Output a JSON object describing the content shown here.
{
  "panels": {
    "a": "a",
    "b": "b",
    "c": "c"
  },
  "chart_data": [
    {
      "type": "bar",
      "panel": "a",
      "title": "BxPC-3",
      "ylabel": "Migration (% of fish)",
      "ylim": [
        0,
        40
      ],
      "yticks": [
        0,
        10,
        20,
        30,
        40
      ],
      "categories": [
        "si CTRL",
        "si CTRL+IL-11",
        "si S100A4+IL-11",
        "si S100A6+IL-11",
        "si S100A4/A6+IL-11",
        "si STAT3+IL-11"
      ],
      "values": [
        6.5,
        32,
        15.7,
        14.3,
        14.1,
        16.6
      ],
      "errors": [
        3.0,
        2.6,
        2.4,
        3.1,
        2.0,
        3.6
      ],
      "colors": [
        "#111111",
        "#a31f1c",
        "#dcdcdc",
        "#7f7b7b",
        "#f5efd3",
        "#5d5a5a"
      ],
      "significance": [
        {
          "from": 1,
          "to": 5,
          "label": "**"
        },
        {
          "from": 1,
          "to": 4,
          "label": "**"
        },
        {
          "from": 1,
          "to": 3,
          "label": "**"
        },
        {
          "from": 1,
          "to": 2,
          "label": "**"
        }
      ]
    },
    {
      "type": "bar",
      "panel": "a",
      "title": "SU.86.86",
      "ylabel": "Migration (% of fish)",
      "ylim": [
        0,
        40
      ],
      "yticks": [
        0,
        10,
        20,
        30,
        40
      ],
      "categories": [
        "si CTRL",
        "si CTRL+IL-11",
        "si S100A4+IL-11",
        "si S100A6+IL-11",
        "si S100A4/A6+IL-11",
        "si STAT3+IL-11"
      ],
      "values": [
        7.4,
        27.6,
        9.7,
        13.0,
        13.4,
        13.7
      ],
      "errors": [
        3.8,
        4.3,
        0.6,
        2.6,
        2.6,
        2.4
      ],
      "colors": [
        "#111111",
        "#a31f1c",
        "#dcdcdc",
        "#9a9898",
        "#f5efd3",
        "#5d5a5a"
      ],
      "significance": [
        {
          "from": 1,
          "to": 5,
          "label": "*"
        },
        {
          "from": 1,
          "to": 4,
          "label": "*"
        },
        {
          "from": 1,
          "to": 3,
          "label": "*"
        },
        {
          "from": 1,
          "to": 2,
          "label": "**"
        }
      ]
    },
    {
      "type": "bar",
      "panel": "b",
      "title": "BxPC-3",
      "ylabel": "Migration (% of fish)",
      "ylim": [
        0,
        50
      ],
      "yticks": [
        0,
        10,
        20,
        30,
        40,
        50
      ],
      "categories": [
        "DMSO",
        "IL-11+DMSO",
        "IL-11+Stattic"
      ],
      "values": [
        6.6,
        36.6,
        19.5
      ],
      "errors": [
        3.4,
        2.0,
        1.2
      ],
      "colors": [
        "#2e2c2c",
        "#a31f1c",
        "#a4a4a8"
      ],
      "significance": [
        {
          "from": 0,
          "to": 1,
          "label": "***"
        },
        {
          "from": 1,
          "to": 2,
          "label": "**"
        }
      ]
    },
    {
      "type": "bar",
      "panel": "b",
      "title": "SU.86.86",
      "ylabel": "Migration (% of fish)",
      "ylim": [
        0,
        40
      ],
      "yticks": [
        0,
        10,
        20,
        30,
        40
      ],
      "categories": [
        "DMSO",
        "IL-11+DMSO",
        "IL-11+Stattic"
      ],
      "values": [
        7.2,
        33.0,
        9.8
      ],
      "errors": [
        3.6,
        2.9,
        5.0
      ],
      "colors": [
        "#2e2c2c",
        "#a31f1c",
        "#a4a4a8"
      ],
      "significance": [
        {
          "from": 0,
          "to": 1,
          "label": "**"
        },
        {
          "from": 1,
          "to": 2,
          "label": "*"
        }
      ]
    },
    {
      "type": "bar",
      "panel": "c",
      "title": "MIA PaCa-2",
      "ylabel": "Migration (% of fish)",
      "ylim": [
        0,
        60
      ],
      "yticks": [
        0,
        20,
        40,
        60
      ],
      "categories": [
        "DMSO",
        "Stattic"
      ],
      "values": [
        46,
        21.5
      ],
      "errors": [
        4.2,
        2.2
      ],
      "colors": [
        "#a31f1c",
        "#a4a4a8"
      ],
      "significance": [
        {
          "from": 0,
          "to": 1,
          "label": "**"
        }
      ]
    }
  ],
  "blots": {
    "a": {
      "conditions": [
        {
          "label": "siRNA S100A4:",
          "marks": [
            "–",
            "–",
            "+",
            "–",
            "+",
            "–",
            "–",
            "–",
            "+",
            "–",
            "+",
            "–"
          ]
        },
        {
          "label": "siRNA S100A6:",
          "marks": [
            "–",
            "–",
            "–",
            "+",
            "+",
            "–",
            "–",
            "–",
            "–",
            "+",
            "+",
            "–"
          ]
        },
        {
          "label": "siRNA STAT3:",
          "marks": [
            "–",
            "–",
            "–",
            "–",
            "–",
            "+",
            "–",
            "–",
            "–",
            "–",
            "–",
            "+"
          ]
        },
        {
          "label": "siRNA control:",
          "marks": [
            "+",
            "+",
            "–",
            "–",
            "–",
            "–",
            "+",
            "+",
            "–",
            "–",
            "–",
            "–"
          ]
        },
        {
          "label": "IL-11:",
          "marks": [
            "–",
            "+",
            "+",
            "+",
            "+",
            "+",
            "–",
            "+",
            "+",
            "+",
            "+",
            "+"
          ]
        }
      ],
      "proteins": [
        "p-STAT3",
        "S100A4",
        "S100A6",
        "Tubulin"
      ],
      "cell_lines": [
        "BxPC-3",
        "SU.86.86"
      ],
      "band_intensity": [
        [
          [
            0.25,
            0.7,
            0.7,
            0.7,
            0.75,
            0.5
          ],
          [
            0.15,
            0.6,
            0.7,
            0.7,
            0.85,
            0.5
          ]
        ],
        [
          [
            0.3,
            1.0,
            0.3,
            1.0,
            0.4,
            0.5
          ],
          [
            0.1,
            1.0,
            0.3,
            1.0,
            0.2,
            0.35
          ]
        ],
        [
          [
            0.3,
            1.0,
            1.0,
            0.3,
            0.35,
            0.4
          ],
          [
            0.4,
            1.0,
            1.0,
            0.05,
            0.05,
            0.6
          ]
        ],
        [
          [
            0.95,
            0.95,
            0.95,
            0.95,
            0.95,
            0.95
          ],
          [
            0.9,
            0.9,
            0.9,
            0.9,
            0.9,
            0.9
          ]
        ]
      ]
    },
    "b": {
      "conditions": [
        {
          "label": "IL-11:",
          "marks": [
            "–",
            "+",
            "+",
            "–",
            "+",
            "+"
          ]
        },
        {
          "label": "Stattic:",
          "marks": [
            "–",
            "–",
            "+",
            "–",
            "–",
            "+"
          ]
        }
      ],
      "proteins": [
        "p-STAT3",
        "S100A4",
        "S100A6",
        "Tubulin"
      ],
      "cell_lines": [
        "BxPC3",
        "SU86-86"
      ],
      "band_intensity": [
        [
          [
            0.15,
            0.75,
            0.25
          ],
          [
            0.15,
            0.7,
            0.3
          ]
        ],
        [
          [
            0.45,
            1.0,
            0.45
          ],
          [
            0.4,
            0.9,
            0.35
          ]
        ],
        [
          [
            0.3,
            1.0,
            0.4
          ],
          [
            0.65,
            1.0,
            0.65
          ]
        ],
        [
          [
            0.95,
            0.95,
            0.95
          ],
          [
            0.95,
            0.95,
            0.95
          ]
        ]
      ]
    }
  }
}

- - -

The records above are to be repeated in full, word for word.

ANSWER BOX
Output a JSON object describing the content shown here.
{
  "panels": {
    "a": "a",
    "b": "b",
    "c": "c"
  },
  "chart_data": [
    {
      "type": "bar",
      "panel": "a",
      "title": "BxPC-3",
      "ylabel": "Migration (% of fish)",
      "ylim": [
        0,
        40
      ],
      "yticks": [
        0,
        10,
        20,
        30,
        40
      ],
      "categories": [
        "si CTRL",
        "si CTRL+IL-11",
        "si S100A4+IL-11",
        "si S100A6+IL-11",
        "si S100A4/A6+IL-11",
        "si STAT3+IL-11"
      ],
      "values": [
        6.5,
        32,
        15.7,
        14.3,
        14.1,
        16.6
      ],
      "errors": [
        3.0,
        2.6,
        2.4,
        3.1,
        2.0,
        3.6
      ],
      "colors": [
        "#111111",
        "#a31f1c",
        "#dcdcdc",
        "#7f7b7b",
        "#f5efd3",
        "#5d5a5a"
      ],
      "significance": [
        {
          "from": 1,
          "to": 5,
          "label": "**"
        },
        {
          "from": 1,
          "to": 4,
          "label": "**"
        },
        {
          "from": 1,
          "to": 3,
          "label": "**"
        },
        {
          "from": 1,
          "to": 2,
          "label": "**"
        }
      ]
    },
    {
      "type": "bar",
      "panel": "a",
      "title": "SU.86.86",
      "ylabel": "Migration (% of fish)",
      "ylim": [
        0,
        40
      ],
      "yticks": [
        0,
        10,
        20,
        30,
        40
      ],
      "categories": [
        "si CTRL",
        "si CTRL+IL-11",
        "si S100A4+IL-11",
        "si S100A6+IL-11",
        "si S100A4/A6+IL-11",
        "si STAT3+IL-11"
      ],
      "values": [
        7.4,
        27.6,
        9.7,
        13.0,
        13.4,
        13.7
      ],
      "errors": [
        3.8,
        4.3,
        0.6,
        2.6,
        2.6,
        2.4
      ],
      "colors": [
        "#111111",
        "#a31f1c",
        "#dcdcdc",
        "#9a9898",
        "#f5efd3",
        "#5d5a5a"
      ],
      "significance": [
        {
          "from": 1,
          "to": 5,
          "label": "*"
        },
        {
          "from": 1,
          "to": 4,
          "label": "*"
        },
        {
          "from": 1,
          "to": 3,
          "label": "*"
        },
        {
          "from": 1,
          "to": 2,
          "label": "**"
        }
      ]
    },
    {
      "type": "bar",
      "panel": "b",
      "title": "BxPC-3",
      "ylabel": "Migration (% of fish)",
      "ylim": [
        0,
        50
      ],
      "yticks": [
        0,
        10,
        20,
        30,
        40,
        50
      ],
      "categories": [
        "DMSO",
        "IL-11+DMSO",
        "IL-11+Stattic"
      ],
      "values": [
        6.6,
        36.6,
        19.5
      ],
      "errors": [
        3.4,
        2.0,
        1.2
      ],
      "colors": [
        "#2e2c2c",
        "#a31f1c",
        "#a4a4a8"
      ],
      "significance": [
        {
          "from": 0,
          "to": 1,
          "label": "***"
        },
        {
          "from": 1,
          "to": 2,
          "label": "**"
        }
      ]
    },
    {
      "type": "bar",
      "panel": "b",
      "title": "SU.86.86",
      "ylabel": "Migration (% of fish)",
      "ylim": [
        0,
        40
      ],
      "yticks": [
        0,
        10,
        20,
        30,
        40
      ],
      "categories": [
        "DMSO",
        "IL-11+DMSO",
        "IL-11+Stattic"
      ],
      "values": [
        7.2,
        33.0,
        9.8
      ],
      "errors": [
        3.6,
        2.9,
        5.0
      ],
      "colors": [
        "#2e2c2c",
        "#a31f1c",
        "#a4a4a8"
      ],
      "significance": [
        {
          "from": 0,
          "to": 1,
          "label": "**"
        },
        {
          "from": 1,
          "to": 2,
          "label": "*"
        }
      ]
    },
    {
      "type": "bar",
      "panel": "c",
      "title": "MIA PaCa-2",
      "ylabel": "Migration (% of fish)",
      "ylim": [
        0,
        60
      ],
      "yticks": [
        0,
        20,
        40,
        60
      ],
      "categories": [
        "DMSO",
        "Stattic"
      ],
      "values": [
        46,
        21.5
      ],
      "errors": [
        4.2,
        2.2
      ],
      "colors": [
        "#a31f1c",
        "#a4a4a8"
      ],
      "significance": [
        {
          "from": 0,
          "to": 1,
          "label": "**"
        }
      ]
    }
  ],
  "blots": {
    "a": {
      "conditions": [
        {
          "label": "siRNA S100A4:",
          "marks": [
            "–",
            "–",
            "+",
            "–",
            "+",
            "–",
            "–",
            "–",
            "+",
            "–",
            "+",
            "–"
          ]
        },
        {
          "label": "siRNA S100A6:",
          "marks": [
            "–",
            "–",
            "–",
            "+",
            "+",
            "–",
            "–",
            "–",
            "–",
            "+",
            "+",
            "–"
          ]
        },
        {
          "label": "siRNA STAT3:",
          "marks": [
            "–",
            "–",
            "–",
            "–",
            "–",
            "+",
            "–",
            "–",
            "–",
            "–",
            "–",
            "+"
          ]
        },
        {
          "label": "siRNA control:",
          "marks": [
            "+",
            "+",
            "–",
            "–",
            "–",
            "–",
            "+",
            "+",
            "–",
            "–",
            "–",
            "–"
          ]
        },
        {
          "label": "IL-11:",
          "marks": [
            "–",
            "+",
            "+",
            "+",
            "+",
            "+",
            "–",
            "+",
            "+",
            "+",
            "+",
            "+"
          ]
        }
      ],
      "proteins": [
        "p-STAT3",
        "S100A4",
        "S100A6",
        "Tubulin"
      ],
      "cell_lines": [
        "BxPC-3",
        "SU.86.86"
      ],
      "band_intensity": [
        [
          [
            0.25,
            0.7,
            0.7,
            0.7,
            0.75,
            0.5
          ],
          [
            0.15,
            0.6,
            0.7,
            0.7,
            0.85,
            0.5
          ]
        ],
        [
          [
            0.3,
            1.0,
            0.3,
            1.0,
            0.4,
            0.5
          ],
          [
            0.1,
            1.0,
            0.3,
            1.0,
            0.2,
            0.35
          ]
        ],
        [
          [
            0.3,
            1.0,
            1.0,
            0.3,
            0.35,
            0.4
          ],
          [
            0.4,
            1.0,
            1.0,
            0.05,
            0.05,
            0.6
          ]
        ],
        [
          [
            0.95,
            0.95,
            0.95,
            0.95,
            0.95,
            0.95
          ],
          [
            0.9,
            0.9,
            0.9,
            0.9,
            0.9,
            0.9
          ]
        ]
      ]
    },
    "b": {
      "conditions": [
        {
          "label": "IL-11:",
          "marks": [
            "–",
            "+",
            "+",
            "–",
            "+",
            "+"
          ]
        },
        {
          "label": "Stattic:",
          "marks": [
            "–",
            "–",
            "+",
            "–",
            "–",
            "+"
          ]
        }
      ],
      "proteins": [
        "p-STAT3",
        "S100A4",
        "S100A6",
        "Tubulin"
      ],
      "cell_lines": [
        "BxPC3",
        "SU86-86"
      ],
      "band_intensity": [
        [
          [
            0.15,
            0.75,
            0.25
          ],
          [
            0.15,
            0.7,
            0.3
          ]
        ],
        [
          [
            0.45,
            1.0,
            0.45
          ],
          [
            0.4,
            0.9,
            0.35
          ]
        ],
        [
          [
            0.3,
            1.0,
            0.4
          ],
          [
            0.65,
            1.0,
            0.65
          ]
        ],
        [
          [
            0.95,
            0.95,
            0.95
          ],
          [
            0.95,
            0.95,
            0.95
          ]
        ]
      ]
    }
  }
}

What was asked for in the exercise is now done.